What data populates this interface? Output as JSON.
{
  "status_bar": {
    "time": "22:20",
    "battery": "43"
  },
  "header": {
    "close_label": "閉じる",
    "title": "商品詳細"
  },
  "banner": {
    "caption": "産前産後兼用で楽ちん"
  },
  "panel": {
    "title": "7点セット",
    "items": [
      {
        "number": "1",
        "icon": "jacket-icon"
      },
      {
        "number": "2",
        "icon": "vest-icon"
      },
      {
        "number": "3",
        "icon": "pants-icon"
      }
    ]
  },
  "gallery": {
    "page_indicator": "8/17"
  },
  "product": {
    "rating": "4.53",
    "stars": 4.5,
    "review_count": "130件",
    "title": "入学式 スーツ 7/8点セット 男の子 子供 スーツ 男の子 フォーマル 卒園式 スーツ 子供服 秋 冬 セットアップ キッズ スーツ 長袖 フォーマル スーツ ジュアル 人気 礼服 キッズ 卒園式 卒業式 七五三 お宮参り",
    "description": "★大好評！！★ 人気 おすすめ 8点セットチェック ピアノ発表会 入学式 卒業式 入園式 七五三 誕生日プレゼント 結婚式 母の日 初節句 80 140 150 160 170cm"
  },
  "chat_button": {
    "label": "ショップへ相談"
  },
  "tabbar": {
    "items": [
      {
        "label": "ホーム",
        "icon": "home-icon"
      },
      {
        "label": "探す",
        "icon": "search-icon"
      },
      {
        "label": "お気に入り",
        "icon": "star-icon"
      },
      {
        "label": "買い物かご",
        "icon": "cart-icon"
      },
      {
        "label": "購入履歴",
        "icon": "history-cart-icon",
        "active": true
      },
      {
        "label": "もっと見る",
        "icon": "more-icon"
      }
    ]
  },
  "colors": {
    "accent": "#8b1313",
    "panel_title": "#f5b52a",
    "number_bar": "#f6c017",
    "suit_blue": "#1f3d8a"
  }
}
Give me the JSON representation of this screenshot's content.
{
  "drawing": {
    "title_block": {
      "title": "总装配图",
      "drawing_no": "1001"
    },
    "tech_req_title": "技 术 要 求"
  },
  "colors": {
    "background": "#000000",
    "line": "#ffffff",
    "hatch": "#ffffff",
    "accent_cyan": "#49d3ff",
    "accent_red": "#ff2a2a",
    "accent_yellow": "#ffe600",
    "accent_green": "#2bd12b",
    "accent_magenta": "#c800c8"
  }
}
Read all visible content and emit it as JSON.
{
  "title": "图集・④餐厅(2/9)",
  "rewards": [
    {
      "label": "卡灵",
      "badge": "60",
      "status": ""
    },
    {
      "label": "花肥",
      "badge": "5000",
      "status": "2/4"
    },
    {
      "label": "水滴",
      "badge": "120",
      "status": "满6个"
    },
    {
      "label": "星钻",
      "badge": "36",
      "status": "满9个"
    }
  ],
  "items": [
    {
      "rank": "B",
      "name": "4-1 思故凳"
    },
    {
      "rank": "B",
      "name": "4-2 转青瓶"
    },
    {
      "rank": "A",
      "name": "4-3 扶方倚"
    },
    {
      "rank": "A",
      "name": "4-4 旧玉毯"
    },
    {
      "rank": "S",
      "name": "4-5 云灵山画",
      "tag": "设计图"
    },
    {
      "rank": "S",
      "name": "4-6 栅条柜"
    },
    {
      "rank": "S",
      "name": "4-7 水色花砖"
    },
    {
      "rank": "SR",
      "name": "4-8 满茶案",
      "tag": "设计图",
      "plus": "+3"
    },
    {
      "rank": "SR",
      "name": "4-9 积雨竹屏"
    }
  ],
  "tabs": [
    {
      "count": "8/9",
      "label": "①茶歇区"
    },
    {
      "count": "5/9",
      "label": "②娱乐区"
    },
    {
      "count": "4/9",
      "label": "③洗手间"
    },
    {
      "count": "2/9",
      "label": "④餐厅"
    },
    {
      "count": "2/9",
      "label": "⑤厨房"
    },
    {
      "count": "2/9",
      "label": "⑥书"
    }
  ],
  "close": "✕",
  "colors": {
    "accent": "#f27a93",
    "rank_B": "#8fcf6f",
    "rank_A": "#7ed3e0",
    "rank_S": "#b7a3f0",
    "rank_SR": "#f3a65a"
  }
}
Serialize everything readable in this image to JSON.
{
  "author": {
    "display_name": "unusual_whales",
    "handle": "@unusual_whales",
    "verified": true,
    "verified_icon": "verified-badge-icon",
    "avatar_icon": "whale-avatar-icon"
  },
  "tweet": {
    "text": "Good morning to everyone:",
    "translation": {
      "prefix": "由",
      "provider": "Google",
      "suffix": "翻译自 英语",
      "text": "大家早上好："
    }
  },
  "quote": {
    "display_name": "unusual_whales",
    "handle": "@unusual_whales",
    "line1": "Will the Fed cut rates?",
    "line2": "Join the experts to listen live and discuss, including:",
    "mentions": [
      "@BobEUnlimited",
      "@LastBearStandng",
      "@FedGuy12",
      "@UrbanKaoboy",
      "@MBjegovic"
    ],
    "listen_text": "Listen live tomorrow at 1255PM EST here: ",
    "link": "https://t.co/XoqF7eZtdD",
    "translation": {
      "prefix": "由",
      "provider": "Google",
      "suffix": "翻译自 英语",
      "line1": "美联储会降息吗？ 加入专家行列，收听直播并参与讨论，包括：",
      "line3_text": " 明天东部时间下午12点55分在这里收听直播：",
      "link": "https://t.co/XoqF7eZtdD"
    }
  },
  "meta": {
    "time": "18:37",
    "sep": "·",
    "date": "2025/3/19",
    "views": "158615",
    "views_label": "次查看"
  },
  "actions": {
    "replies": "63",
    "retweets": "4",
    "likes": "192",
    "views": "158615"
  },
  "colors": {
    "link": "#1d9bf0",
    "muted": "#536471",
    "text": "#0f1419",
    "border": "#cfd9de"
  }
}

━━━━━━━━━━

Out of the records, collect only those lines that contain the string "this".

§ **Task answer**
What data populates this interface? Output as JSON.
Give me the JSON representation of this screenshot's content.
Serialize everything readable in this image to JSON.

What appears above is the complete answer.